(Records from a collection of figures)
* * * * *
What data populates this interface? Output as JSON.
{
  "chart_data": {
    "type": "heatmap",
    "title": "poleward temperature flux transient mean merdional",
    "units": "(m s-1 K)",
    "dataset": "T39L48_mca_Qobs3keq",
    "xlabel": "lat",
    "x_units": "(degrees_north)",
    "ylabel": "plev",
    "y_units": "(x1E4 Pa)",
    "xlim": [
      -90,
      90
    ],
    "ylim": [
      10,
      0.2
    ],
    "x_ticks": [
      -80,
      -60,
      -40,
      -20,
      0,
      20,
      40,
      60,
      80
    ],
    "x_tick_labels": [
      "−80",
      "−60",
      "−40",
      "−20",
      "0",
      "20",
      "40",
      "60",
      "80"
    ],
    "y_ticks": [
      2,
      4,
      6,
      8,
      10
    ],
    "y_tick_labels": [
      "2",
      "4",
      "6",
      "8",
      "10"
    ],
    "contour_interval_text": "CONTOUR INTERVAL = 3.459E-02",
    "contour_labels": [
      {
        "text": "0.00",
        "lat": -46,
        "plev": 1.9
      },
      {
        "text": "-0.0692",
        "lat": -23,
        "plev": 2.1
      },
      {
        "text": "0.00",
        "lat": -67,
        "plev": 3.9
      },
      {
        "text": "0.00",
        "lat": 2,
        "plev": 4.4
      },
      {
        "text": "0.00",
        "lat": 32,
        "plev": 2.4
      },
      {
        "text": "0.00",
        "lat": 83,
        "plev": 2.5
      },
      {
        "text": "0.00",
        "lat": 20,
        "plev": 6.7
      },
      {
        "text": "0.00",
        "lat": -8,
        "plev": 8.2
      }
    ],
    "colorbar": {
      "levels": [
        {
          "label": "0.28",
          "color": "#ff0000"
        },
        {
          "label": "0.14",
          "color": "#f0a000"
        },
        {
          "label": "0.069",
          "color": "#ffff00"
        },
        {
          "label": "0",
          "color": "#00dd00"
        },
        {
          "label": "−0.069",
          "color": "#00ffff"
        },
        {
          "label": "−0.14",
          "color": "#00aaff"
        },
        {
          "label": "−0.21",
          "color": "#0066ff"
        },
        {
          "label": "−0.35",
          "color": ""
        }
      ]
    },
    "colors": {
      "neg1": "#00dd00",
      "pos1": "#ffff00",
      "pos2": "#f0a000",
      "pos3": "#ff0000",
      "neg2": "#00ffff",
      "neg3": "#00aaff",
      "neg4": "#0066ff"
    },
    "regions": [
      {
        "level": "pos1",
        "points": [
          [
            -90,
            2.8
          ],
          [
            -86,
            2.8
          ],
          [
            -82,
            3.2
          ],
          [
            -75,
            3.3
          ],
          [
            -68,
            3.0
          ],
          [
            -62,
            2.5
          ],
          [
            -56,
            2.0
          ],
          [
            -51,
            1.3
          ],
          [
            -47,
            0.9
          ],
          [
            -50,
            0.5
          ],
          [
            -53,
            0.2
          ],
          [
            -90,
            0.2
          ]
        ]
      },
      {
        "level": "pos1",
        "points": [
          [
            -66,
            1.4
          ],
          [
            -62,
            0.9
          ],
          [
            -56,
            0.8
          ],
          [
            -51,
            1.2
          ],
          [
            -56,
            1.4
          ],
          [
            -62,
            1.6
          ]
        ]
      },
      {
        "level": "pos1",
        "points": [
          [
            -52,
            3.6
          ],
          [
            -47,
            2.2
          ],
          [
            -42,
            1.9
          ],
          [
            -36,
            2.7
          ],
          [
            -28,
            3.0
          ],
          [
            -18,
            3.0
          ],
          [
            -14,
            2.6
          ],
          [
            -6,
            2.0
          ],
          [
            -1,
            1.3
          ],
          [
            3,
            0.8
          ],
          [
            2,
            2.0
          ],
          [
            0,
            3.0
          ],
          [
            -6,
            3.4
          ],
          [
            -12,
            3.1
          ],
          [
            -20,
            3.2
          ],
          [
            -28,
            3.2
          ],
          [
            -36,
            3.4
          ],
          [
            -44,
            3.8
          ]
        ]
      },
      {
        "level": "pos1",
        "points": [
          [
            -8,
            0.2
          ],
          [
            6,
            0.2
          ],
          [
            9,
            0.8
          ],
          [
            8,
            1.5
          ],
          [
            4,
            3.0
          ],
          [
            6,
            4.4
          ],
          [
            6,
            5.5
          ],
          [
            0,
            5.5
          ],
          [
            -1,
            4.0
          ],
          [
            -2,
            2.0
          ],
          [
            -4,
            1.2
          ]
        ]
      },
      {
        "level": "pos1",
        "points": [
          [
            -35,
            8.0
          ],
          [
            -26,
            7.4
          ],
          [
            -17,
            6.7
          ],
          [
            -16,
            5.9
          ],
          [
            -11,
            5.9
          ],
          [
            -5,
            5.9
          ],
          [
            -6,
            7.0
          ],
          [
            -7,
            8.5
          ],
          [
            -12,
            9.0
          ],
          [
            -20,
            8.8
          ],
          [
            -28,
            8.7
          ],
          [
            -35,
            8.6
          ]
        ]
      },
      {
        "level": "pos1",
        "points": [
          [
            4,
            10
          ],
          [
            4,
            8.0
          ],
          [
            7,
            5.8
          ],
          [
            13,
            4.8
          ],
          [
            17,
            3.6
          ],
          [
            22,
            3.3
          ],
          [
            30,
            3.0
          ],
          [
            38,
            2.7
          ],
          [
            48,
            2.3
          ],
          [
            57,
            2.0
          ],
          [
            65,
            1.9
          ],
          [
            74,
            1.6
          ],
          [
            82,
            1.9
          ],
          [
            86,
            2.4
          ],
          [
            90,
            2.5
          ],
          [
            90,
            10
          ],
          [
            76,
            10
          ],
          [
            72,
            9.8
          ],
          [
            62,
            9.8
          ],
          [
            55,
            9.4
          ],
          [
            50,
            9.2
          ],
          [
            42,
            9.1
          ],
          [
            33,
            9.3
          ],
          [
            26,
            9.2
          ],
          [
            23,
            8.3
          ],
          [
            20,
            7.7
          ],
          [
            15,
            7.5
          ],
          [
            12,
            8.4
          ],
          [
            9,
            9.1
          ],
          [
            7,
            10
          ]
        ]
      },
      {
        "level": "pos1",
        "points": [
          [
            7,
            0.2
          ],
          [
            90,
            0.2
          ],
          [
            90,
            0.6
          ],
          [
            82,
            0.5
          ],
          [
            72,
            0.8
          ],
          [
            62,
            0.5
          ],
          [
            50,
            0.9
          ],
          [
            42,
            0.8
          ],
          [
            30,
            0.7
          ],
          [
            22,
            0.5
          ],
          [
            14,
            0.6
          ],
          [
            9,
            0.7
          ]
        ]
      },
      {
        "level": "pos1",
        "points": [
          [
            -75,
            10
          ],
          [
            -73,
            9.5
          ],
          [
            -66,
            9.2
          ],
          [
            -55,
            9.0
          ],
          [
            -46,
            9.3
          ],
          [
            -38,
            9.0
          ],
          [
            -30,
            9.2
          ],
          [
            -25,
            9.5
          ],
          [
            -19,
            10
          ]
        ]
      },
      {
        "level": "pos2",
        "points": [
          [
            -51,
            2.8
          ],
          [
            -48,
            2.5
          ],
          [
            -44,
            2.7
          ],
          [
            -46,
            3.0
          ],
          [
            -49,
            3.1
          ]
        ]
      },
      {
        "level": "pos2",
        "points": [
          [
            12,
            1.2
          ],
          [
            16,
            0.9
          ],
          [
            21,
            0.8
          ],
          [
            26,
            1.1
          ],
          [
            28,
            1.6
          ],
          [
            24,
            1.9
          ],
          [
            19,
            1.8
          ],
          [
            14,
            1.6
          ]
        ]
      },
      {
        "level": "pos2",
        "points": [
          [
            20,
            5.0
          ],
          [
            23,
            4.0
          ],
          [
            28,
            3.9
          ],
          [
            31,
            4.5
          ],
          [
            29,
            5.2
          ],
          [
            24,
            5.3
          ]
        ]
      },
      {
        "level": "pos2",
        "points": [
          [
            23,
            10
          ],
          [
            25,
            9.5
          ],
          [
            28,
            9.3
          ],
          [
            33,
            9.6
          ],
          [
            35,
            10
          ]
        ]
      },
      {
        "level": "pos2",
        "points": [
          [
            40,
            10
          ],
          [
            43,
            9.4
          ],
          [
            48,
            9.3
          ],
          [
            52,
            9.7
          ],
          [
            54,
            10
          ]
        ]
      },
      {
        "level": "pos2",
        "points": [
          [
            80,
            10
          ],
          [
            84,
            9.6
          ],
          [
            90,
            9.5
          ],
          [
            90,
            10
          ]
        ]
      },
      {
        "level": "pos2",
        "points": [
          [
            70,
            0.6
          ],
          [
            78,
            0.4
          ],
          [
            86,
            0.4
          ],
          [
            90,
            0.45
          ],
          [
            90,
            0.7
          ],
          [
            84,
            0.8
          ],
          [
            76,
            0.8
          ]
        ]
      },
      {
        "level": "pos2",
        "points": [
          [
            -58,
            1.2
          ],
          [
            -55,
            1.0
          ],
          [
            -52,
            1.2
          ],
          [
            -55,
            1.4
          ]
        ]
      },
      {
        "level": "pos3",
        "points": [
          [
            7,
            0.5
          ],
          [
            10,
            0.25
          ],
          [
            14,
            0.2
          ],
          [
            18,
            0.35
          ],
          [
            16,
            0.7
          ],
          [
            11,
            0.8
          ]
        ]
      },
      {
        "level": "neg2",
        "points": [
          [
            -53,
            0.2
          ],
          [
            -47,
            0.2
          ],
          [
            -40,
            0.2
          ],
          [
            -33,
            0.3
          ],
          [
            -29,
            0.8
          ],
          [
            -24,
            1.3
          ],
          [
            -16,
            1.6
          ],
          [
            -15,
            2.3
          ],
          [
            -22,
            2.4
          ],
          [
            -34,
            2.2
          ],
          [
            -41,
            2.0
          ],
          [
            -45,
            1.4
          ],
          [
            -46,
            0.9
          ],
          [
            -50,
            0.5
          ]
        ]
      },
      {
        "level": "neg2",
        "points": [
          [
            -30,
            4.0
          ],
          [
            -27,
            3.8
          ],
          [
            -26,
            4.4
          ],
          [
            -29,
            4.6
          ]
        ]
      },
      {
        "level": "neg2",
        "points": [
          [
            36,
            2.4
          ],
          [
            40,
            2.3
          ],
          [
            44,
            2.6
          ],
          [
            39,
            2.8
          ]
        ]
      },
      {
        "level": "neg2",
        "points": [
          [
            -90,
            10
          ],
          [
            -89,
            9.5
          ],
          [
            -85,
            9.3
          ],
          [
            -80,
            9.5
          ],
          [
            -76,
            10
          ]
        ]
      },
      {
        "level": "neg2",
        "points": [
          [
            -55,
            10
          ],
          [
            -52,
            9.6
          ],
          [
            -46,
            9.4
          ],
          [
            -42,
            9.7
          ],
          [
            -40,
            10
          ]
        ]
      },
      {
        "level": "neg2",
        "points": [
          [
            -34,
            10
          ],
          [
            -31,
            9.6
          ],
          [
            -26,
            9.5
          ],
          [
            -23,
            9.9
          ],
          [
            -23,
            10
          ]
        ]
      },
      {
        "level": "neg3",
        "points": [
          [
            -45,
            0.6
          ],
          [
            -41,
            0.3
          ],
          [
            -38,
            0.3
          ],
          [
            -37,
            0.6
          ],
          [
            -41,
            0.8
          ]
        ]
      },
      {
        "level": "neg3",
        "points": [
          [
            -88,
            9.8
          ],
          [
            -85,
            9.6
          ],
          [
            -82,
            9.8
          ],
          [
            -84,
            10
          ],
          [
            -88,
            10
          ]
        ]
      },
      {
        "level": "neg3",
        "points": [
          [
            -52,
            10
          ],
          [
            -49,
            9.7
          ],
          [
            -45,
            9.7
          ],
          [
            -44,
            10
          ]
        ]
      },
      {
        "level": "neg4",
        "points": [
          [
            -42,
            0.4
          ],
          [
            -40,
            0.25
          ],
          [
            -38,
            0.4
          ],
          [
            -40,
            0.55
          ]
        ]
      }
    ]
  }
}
* * * * *
- WHAT NEEDS TO BE DONE
Provide the number of lines in the entries that include "plev", and no other text.

- FULL RESPONSE
9